> EXERCISE PROMPT
Determine the count of lines holding "provider" and give that count alone.

> DATA PROVIDED
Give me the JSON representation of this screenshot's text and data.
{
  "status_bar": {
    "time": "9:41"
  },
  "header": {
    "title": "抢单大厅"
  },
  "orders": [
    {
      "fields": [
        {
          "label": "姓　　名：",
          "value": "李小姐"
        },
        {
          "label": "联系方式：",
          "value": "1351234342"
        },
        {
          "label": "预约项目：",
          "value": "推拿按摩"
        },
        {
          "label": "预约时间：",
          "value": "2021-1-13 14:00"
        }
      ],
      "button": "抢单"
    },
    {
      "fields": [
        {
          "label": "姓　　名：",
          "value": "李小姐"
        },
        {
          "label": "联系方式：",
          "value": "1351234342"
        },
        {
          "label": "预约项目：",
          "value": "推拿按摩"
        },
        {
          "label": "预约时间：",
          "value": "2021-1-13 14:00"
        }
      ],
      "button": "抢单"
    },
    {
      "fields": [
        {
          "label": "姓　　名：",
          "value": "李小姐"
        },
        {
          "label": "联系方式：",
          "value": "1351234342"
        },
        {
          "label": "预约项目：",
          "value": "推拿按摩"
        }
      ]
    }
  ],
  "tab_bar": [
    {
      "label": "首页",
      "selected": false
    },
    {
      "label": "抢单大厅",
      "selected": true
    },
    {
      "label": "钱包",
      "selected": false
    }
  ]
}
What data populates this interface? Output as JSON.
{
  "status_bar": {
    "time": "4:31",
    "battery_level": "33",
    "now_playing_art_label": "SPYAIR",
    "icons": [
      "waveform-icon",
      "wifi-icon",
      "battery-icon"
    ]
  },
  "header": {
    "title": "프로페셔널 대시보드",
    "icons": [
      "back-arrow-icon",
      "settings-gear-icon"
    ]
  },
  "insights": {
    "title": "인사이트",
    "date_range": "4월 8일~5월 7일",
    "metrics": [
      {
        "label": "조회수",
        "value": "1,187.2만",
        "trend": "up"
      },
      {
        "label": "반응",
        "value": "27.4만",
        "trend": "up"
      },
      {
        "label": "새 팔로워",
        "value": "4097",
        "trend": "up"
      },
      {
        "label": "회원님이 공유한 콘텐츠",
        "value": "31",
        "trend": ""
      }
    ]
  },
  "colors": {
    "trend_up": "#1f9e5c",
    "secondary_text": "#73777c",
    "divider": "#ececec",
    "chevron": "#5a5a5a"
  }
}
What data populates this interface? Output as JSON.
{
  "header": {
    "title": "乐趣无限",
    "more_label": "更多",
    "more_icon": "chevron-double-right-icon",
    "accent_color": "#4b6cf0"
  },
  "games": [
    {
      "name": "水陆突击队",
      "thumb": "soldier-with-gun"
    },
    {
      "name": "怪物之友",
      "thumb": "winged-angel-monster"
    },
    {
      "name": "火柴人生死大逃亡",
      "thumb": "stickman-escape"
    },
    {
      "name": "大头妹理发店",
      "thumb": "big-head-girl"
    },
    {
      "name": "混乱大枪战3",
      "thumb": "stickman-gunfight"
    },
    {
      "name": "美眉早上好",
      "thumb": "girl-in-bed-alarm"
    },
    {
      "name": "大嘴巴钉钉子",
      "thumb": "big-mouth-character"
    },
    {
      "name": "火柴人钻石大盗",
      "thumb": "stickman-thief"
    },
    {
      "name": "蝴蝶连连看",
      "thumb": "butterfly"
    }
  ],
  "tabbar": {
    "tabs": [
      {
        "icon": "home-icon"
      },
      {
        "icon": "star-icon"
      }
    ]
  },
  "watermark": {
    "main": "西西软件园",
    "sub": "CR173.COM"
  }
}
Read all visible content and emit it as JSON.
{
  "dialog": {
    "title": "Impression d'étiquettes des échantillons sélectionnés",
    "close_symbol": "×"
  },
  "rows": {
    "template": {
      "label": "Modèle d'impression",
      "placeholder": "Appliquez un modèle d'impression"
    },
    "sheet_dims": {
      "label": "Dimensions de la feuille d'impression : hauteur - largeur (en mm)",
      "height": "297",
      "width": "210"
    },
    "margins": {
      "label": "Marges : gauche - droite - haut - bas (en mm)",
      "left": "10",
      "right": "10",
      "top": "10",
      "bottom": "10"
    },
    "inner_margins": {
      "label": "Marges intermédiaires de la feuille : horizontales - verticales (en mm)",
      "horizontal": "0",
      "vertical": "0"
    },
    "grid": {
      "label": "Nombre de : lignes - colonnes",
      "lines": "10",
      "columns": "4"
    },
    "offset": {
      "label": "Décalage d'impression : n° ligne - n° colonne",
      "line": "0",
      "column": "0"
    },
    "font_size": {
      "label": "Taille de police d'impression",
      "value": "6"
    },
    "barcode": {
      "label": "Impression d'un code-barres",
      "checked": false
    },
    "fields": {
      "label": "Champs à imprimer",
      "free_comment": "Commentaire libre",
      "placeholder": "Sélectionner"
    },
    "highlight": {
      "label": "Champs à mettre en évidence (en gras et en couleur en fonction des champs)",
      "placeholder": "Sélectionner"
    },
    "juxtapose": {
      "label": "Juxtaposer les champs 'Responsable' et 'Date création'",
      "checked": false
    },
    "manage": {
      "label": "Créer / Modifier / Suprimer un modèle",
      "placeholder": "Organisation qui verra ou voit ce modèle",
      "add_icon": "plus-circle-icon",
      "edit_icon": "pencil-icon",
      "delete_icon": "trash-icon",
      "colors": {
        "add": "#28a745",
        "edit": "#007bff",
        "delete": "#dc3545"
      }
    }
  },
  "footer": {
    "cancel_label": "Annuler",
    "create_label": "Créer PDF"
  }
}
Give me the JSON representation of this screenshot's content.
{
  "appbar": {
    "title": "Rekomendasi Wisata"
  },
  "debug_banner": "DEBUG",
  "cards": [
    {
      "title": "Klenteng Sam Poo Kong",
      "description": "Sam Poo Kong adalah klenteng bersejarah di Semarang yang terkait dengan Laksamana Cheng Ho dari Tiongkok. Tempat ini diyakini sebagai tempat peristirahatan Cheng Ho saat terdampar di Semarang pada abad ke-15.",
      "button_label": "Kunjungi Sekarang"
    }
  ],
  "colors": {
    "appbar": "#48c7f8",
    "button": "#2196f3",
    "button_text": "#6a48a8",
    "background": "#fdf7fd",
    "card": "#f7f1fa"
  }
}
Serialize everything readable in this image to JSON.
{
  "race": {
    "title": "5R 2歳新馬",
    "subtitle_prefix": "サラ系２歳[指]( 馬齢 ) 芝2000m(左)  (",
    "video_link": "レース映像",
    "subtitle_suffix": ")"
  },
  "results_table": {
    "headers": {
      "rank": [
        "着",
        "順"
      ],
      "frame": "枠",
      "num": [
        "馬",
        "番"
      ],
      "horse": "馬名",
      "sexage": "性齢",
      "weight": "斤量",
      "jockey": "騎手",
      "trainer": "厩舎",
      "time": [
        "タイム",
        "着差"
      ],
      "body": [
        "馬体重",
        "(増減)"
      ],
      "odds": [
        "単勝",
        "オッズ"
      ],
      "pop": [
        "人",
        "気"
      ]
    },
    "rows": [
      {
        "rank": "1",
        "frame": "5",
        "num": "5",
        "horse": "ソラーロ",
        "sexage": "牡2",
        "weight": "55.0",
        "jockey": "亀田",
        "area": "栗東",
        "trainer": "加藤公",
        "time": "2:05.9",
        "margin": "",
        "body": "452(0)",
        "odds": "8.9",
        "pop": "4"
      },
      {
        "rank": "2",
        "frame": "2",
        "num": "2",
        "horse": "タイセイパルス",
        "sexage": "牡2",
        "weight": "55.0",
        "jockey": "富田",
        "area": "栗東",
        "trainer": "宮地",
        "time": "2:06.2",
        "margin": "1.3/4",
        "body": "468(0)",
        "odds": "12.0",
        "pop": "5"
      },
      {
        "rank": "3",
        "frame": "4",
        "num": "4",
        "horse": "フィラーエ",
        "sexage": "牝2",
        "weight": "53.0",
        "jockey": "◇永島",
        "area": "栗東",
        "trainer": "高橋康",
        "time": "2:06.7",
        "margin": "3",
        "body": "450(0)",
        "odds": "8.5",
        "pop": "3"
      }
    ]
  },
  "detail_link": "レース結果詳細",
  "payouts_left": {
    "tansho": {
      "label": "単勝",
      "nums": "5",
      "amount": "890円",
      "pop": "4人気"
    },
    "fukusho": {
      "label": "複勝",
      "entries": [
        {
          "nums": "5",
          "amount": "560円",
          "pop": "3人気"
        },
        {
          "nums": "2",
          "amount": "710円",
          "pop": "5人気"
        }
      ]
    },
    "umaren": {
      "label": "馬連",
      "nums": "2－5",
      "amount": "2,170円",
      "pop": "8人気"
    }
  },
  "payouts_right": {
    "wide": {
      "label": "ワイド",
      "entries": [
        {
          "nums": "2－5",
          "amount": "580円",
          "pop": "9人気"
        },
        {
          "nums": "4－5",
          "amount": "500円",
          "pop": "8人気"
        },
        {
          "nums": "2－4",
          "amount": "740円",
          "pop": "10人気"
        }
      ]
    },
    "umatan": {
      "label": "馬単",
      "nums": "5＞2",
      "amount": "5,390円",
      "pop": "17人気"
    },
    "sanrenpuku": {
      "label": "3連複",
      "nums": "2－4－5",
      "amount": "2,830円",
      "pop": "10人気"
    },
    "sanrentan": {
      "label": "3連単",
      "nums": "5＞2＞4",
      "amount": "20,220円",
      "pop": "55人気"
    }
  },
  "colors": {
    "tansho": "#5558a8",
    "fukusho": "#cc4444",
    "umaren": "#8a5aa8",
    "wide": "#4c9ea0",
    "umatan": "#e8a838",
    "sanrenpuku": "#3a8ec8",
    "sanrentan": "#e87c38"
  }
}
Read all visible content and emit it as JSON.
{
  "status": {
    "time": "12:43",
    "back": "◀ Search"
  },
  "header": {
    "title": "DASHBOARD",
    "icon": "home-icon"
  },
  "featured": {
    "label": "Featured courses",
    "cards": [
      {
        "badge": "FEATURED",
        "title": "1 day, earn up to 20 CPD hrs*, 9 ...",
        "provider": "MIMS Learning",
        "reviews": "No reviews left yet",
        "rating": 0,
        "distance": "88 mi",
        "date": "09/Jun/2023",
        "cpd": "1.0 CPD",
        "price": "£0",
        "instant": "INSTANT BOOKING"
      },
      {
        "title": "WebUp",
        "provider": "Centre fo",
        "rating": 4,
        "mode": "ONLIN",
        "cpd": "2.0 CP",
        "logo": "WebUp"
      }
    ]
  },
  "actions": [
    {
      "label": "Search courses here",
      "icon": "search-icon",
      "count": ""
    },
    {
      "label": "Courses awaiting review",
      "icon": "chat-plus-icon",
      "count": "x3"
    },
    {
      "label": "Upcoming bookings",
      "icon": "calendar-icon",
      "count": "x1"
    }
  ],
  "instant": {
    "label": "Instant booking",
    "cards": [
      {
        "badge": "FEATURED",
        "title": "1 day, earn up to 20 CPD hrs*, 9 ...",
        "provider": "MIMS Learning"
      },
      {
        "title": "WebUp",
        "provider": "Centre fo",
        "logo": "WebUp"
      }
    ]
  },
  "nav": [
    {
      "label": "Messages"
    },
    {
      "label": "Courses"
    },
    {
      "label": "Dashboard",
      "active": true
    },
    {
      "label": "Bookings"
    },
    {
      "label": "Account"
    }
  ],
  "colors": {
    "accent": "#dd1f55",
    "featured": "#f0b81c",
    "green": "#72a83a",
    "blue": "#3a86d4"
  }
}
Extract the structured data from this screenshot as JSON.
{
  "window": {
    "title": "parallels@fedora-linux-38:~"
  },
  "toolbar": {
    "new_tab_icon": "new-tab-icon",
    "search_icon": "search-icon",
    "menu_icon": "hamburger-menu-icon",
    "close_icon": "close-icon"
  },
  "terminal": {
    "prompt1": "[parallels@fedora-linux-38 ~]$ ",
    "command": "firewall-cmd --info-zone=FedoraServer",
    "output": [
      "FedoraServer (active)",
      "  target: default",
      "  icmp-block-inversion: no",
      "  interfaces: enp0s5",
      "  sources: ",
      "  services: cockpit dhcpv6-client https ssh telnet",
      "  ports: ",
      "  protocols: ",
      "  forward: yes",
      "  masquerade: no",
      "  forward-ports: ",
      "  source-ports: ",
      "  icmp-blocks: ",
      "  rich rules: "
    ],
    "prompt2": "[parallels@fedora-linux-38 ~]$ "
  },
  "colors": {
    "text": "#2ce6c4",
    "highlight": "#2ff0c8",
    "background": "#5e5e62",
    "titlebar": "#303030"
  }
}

> SOLVED EXERCISE
4